### Exercise description
How many lines of these entries hold the string "alphabetischer"? Answer with the number alone.

○ ○ ○ ○ ○

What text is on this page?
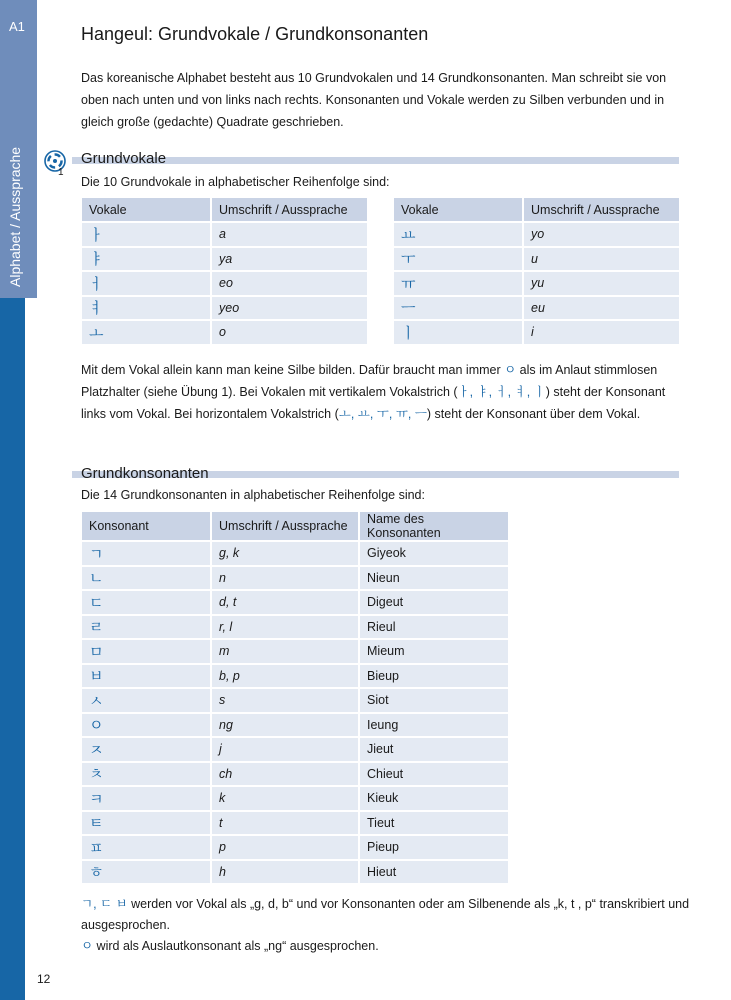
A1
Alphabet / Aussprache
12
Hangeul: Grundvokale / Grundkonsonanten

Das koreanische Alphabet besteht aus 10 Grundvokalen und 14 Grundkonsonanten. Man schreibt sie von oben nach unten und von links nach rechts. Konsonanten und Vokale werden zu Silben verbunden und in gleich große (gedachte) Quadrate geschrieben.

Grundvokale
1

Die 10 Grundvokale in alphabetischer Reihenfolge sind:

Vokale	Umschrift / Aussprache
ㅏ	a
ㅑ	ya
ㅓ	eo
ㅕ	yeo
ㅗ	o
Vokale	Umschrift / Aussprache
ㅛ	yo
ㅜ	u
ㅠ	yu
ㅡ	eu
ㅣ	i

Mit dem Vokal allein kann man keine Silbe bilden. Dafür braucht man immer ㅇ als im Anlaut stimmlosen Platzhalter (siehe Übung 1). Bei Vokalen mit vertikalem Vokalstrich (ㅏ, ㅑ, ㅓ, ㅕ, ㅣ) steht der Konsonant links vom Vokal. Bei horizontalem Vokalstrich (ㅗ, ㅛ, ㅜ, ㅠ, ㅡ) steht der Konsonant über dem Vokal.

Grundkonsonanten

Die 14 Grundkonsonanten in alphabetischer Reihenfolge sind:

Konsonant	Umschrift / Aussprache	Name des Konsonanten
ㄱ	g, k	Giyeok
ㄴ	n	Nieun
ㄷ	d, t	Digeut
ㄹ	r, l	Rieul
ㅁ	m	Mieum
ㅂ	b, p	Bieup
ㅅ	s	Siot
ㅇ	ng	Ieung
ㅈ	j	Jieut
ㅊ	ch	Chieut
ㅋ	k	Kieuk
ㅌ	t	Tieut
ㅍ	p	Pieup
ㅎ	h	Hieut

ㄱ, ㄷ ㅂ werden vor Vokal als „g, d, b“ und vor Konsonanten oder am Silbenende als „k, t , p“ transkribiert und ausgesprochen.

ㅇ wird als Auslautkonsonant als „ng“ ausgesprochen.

○ ○ ○ ○ ○

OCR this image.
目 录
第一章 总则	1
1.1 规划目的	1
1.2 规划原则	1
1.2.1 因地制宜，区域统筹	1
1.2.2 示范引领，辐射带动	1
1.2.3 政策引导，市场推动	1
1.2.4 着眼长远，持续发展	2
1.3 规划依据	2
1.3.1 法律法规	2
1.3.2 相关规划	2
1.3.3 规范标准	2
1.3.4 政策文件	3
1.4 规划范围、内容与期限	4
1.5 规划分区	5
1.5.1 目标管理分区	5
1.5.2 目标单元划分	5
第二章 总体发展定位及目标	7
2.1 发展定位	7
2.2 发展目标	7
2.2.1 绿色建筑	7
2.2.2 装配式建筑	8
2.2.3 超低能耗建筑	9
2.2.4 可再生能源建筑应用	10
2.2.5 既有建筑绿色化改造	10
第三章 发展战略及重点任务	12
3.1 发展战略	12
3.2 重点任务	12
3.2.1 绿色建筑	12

○ ○ ○ ○ ○

### Output of the exercise
2